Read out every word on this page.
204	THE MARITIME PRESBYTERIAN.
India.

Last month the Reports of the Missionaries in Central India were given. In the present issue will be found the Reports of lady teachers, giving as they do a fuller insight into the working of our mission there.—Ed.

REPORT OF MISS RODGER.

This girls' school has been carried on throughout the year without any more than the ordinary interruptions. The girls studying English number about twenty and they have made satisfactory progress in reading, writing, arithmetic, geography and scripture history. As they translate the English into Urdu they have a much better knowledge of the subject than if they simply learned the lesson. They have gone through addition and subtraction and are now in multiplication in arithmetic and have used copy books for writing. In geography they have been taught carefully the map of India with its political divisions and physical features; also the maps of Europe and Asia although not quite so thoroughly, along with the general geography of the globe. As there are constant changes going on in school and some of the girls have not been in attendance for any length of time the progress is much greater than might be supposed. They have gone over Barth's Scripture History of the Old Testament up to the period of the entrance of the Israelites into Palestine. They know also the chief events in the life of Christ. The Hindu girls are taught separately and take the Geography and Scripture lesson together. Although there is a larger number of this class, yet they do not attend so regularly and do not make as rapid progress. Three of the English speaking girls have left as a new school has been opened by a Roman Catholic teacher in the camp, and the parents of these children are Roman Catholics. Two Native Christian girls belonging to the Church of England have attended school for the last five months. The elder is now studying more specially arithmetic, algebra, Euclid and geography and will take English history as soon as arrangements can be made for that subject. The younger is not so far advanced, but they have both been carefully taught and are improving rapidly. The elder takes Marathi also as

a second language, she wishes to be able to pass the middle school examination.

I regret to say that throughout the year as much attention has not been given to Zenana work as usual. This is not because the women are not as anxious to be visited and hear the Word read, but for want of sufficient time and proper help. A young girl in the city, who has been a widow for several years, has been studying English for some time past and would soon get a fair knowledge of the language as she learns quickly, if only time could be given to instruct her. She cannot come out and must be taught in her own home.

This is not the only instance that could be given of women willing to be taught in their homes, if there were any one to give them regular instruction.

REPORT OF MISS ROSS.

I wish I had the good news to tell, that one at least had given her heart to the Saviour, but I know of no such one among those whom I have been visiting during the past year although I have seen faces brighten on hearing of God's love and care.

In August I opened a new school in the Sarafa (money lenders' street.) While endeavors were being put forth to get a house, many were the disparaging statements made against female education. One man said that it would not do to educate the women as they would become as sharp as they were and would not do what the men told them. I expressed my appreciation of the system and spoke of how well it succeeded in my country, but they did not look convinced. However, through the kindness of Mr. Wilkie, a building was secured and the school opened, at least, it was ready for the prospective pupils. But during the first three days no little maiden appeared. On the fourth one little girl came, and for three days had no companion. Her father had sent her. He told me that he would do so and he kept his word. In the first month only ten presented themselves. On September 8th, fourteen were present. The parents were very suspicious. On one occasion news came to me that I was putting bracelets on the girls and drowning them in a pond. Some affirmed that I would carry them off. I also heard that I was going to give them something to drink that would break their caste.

═══

WORK TO COMPLETE
Repeat all of the records above exactly as they appear.

EXERCISE ANSWER
Read out every word on this page.
204	THE MARITIME PRESBYTERIAN.
India.

Last month the Reports of the Missionaries in Central India were given. In the present issue will be found the Reports of lady teachers, giving as they do a fuller insight into the working of our mission there.—Ed.

REPORT OF MISS RODGER.

This girls' school has been carried on throughout the year without any more than the ordinary interruptions. The girls studying English number about twenty and they have made satisfactory progress in reading, writing, arithmetic, geography and scripture history. As they translate the English into Urdu they have a much better knowledge of the subject than if they simply learned the lesson. They have gone through addition and subtraction and are now in multiplication in arithmetic and have used copy books for writing. In geography they have been taught carefully the map of India with its political divisions and physical features; also the maps of Europe and Asia although not quite so thoroughly, along with the general geography of the globe. As there are constant changes going on in school and some of the girls have not been in attendance for any length of time the progress is much greater than might be supposed. They have gone over Barth's Scripture History of the Old Testament up to the period of the entrance of the Israelites into Palestine. They know also the chief events in the life of Christ. The Hindu girls are taught separately and take the Geography and Scripture lesson together. Although there is a larger number of this class, yet they do not attend so regularly and do not make as rapid progress. Three of the English speaking girls have left as a new school has been opened by a Roman Catholic teacher in the camp, and the parents of these children are Roman Catholics. Two Native Christian girls belonging to the Church of England have attended school for the last five months. The elder is now studying more specially arithmetic, algebra, Euclid and geography and will take English history as soon as arrangements can be made for that subject. The younger is not so far advanced, but they have both been carefully taught and are improving rapidly. The elder takes Marathi also as

a second language, she wishes to be able to pass the middle school examination.

I regret to say that throughout the year as much attention has not been given to Zenana work as usual. This is not because the women are not as anxious to be visited and hear the Word read, but for want of sufficient time and proper help. A young girl in the city, who has been a widow for several years, has been studying English for some time past and would soon get a fair knowledge of the language as she learns quickly, if only time could be given to instruct her. She cannot come out and must be taught in her own home.

This is not the only instance that could be given of women willing to be taught in their homes, if there were any one to give them regular instruction.

REPORT OF MISS ROSS.

I wish I had the good news to tell, that one at least had given her heart to the Saviour, but I know of no such one among those whom I have been visiting during the past year although I have seen faces brighten on hearing of God's love and care.

In August I opened a new school in the Sarafa (money lenders' street.) While endeavors were being put forth to get a house, many were the disparaging statements made against female education. One man said that it would not do to educate the women as they would become as sharp as they were and would not do what the men told them. I expressed my appreciation of the system and spoke of how well it succeeded in my country, but they did not look convinced. However, through the kindness of Mr. Wilkie, a building was secured and the school opened, at least, it was ready for the prospective pupils. But during the first three days no little maiden appeared. On the fourth one little girl came, and for three days had no companion. Her father had sent her. He told me that he would do so and he kept his word. In the first month only ten presented themselves. On September 8th, fourteen were present. The parents were very suspicious. On one occasion news came to me that I was putting bracelets on the girls and drowning them in a pond. Some affirmed that I would carry them off. I also heard that I was going to give them something to drink that would break their caste.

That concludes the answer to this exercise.